• Directions: Across the listing below, count the lines that mention the string "name". Reply with the figure only.

═══ Material provided ═══

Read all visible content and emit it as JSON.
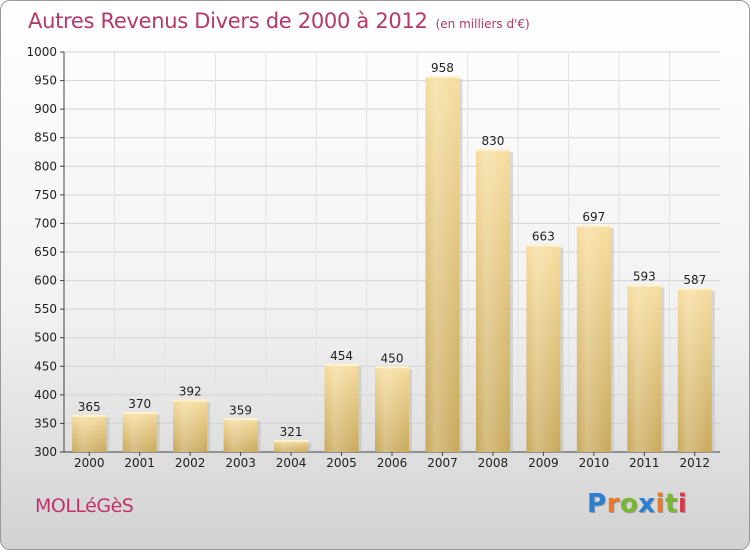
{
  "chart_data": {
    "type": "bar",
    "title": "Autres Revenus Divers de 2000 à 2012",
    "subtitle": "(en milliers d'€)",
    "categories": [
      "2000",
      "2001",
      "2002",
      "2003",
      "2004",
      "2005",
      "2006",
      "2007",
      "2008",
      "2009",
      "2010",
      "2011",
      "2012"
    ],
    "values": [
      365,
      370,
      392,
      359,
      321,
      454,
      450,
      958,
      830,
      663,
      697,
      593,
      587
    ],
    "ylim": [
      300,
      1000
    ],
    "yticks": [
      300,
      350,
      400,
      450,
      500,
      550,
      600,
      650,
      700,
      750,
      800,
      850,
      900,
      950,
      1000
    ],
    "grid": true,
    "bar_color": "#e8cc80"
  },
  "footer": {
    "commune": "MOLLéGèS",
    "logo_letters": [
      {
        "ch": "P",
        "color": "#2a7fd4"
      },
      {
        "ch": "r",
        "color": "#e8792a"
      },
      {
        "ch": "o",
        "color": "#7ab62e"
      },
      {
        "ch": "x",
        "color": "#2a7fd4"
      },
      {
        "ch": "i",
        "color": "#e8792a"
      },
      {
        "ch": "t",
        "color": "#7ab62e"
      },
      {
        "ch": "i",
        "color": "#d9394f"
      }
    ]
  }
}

═══
═══ Material provided ═══

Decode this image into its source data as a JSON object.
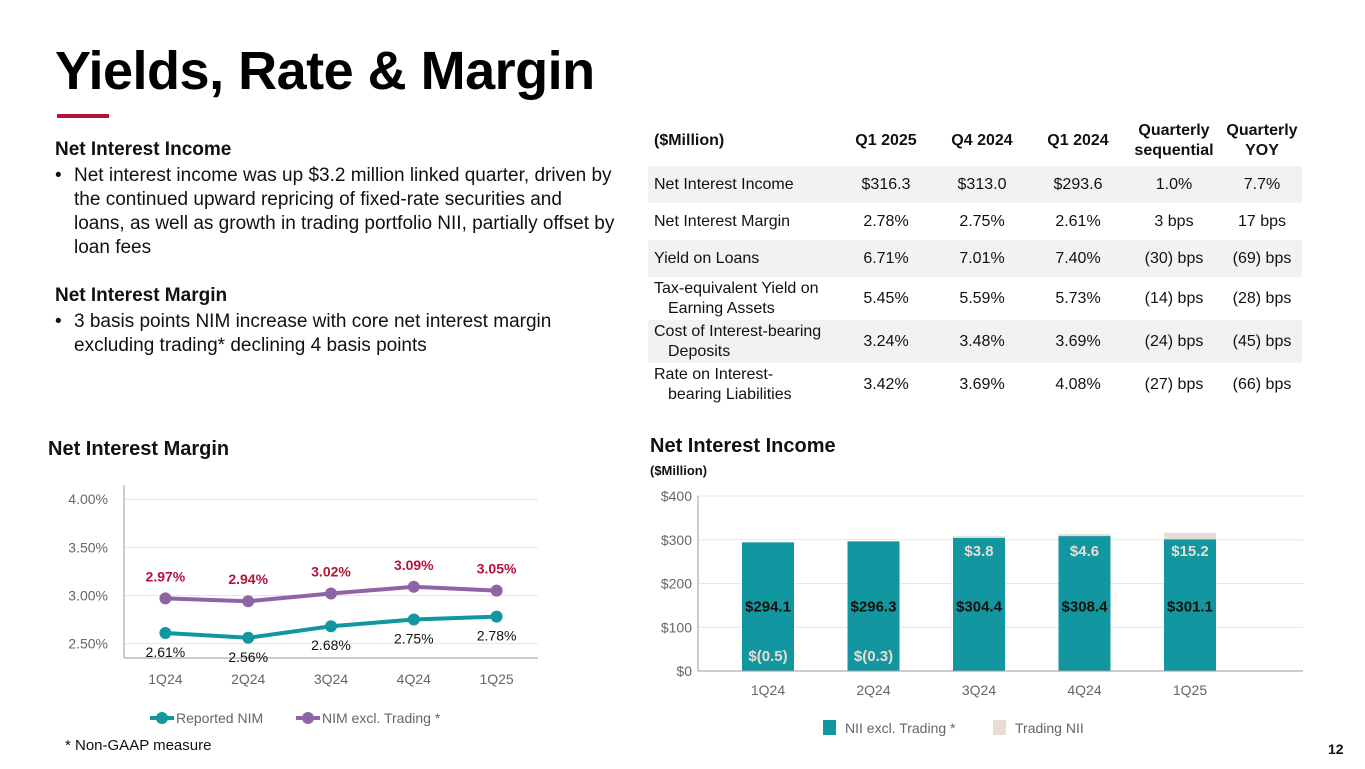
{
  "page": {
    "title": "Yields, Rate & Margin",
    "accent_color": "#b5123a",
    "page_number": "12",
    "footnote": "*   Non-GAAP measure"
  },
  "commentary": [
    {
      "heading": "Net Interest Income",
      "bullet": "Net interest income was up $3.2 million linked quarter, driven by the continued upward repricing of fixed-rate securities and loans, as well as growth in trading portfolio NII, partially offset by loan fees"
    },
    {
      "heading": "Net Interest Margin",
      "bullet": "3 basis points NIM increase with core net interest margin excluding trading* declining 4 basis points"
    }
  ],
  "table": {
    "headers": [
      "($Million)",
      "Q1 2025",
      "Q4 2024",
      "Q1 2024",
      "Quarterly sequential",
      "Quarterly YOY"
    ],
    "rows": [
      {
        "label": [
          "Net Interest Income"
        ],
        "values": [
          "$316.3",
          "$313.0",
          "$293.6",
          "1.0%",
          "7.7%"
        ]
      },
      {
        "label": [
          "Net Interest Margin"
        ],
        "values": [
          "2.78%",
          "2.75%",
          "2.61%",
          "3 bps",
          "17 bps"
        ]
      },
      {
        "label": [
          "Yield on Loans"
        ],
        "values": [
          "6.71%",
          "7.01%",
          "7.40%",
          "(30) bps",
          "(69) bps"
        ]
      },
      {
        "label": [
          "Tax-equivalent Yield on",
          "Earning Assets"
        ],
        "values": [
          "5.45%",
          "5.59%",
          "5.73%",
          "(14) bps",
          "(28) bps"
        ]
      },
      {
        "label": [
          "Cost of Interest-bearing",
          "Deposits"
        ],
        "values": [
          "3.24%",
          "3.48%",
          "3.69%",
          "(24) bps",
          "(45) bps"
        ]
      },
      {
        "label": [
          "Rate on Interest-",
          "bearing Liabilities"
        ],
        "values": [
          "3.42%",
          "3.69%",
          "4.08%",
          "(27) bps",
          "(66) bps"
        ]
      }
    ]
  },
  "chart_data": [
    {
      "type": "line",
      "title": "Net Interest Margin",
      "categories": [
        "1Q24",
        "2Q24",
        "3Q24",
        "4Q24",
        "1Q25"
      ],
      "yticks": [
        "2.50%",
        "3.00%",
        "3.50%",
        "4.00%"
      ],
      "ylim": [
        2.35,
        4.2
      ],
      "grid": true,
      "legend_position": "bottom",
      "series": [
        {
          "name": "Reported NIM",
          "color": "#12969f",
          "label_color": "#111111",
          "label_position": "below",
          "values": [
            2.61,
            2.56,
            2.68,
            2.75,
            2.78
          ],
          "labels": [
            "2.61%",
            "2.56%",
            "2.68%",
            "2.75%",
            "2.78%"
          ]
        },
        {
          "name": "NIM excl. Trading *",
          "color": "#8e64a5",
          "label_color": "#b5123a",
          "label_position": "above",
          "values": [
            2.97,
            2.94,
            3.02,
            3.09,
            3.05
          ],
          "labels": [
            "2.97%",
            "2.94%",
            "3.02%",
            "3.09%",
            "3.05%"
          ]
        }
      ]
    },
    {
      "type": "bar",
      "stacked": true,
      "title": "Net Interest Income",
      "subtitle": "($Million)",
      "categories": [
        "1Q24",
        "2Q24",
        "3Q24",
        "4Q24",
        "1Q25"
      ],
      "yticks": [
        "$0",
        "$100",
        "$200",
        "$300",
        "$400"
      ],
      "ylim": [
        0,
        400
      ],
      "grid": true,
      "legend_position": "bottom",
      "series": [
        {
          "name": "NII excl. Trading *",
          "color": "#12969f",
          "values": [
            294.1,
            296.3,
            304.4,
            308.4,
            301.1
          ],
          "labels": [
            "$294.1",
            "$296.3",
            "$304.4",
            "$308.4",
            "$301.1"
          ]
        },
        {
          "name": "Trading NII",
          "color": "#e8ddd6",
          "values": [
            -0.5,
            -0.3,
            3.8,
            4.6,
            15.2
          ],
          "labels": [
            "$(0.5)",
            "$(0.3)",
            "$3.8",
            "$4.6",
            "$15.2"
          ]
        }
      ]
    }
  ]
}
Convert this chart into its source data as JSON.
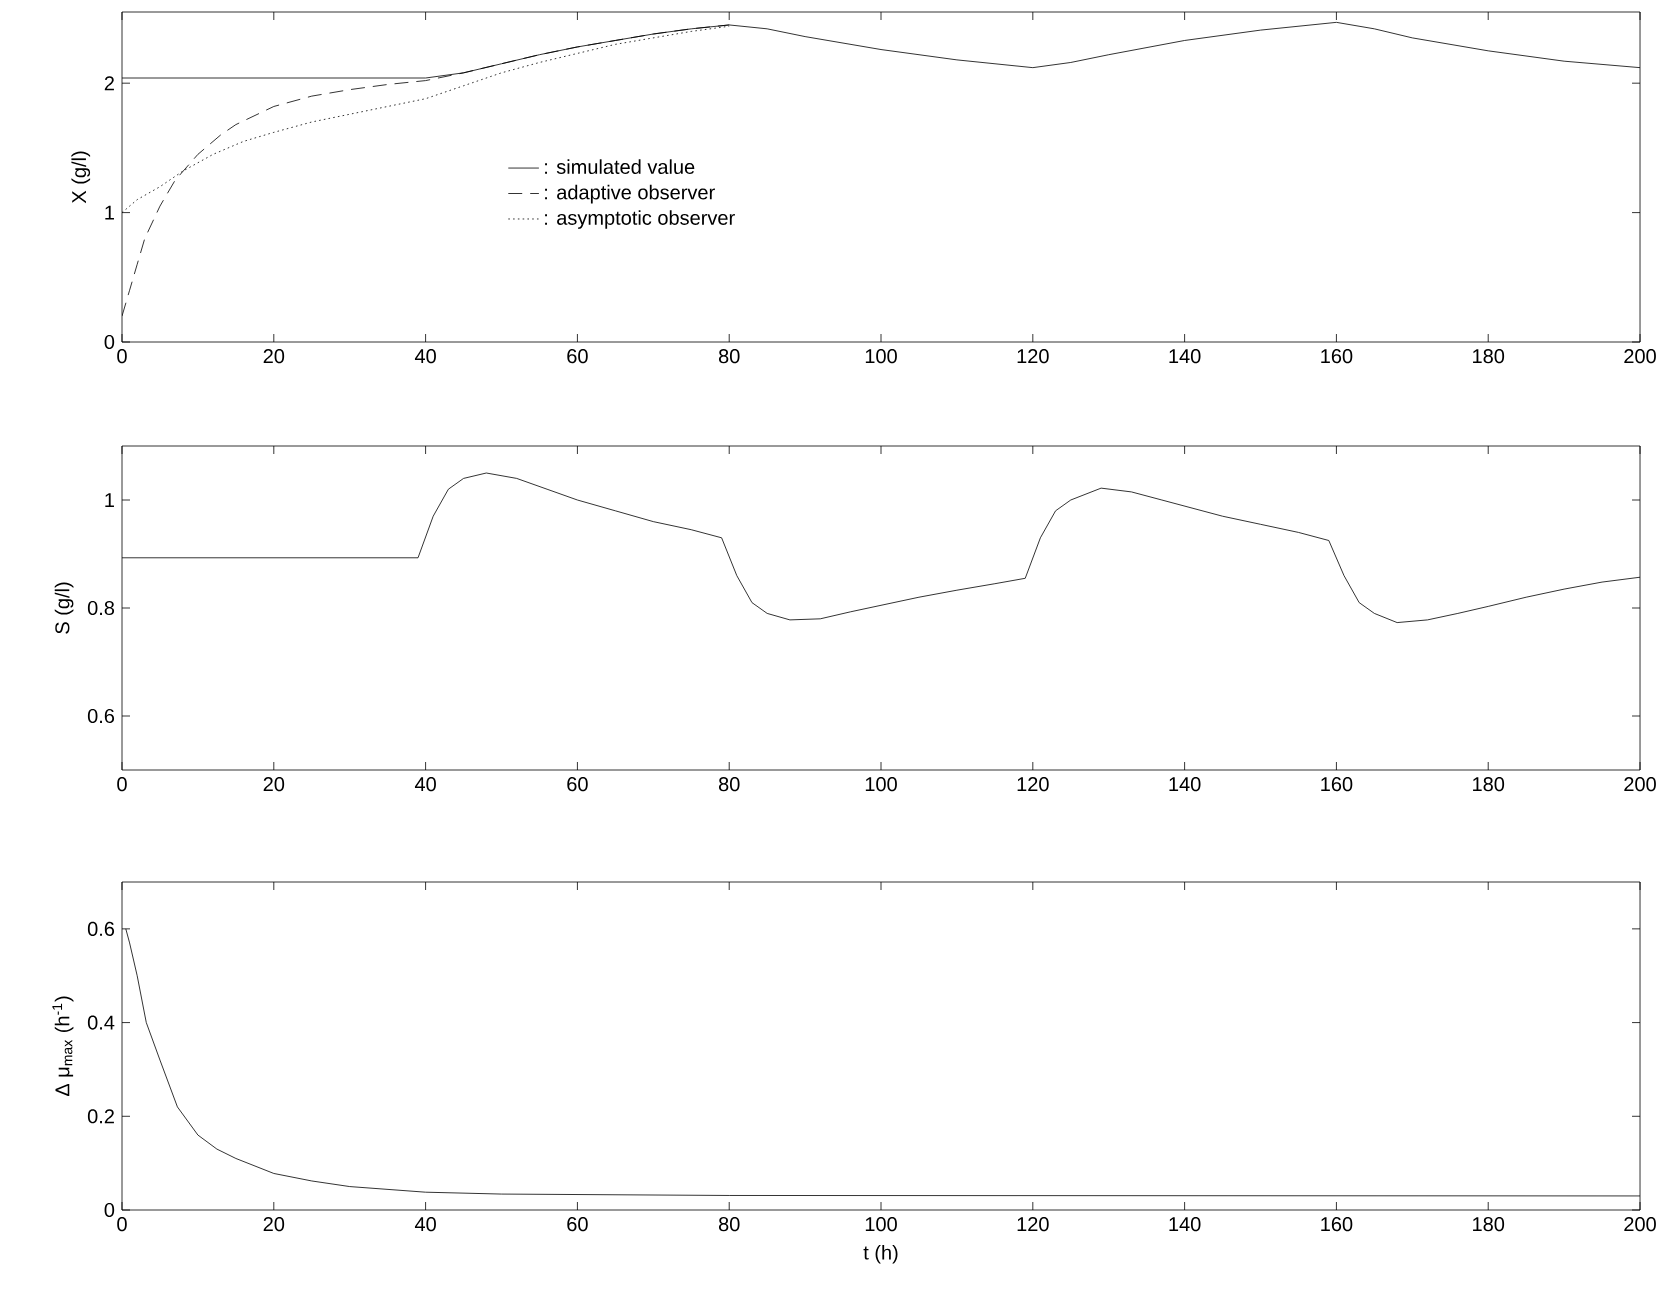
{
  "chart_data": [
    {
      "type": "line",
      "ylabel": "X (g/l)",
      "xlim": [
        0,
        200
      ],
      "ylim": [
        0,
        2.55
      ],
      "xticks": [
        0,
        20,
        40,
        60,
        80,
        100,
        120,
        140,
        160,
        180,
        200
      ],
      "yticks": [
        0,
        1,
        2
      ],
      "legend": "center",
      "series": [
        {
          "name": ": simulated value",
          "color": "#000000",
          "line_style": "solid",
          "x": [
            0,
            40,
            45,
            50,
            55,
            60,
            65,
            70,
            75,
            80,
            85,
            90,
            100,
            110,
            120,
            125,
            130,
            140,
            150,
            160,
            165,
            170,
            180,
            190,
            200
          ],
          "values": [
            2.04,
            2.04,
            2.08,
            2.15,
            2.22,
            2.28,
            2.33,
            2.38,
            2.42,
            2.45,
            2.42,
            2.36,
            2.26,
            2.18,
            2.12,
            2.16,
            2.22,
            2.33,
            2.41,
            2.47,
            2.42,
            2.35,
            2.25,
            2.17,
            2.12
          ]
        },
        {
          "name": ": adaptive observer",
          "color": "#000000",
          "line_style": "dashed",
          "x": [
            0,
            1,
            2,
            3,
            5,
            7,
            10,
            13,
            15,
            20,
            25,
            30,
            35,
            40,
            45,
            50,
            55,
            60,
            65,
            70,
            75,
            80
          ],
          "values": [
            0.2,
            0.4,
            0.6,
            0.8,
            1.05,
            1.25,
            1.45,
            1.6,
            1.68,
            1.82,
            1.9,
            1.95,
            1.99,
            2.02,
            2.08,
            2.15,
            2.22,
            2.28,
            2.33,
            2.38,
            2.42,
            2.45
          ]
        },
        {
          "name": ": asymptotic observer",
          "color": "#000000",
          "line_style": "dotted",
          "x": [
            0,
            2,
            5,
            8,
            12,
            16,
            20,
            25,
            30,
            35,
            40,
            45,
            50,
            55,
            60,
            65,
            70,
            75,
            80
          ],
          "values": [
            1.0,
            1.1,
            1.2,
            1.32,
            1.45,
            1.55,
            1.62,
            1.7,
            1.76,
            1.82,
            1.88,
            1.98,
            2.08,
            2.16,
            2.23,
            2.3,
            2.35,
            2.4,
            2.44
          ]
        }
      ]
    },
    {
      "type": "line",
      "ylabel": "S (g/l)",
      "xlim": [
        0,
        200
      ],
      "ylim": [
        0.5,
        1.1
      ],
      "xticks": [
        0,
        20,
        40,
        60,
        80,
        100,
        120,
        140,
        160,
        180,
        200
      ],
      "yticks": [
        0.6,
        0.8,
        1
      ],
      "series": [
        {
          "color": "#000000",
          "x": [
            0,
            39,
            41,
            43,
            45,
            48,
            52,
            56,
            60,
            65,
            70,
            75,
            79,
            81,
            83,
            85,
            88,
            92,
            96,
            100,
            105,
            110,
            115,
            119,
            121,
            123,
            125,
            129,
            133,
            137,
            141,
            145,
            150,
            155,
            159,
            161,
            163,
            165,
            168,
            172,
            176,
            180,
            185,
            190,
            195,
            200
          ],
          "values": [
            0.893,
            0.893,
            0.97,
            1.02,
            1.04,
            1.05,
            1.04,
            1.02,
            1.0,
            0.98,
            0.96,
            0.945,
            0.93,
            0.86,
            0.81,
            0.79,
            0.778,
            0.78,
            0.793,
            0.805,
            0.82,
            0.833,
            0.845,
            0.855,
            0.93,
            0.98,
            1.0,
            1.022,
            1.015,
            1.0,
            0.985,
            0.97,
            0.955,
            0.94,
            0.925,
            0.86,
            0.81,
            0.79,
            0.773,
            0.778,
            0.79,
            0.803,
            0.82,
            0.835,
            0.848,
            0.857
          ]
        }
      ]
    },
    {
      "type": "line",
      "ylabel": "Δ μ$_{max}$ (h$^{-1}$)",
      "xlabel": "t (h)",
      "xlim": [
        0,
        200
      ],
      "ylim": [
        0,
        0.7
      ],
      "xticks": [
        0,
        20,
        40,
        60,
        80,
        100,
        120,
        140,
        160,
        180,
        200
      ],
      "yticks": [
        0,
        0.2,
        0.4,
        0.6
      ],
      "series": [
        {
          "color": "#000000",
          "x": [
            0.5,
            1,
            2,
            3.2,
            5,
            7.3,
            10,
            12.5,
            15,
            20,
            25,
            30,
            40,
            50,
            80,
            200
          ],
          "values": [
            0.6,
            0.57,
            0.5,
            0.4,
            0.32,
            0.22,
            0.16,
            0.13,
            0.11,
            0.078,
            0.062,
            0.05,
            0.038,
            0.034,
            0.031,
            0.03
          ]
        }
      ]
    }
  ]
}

═══

• Expected answer: 7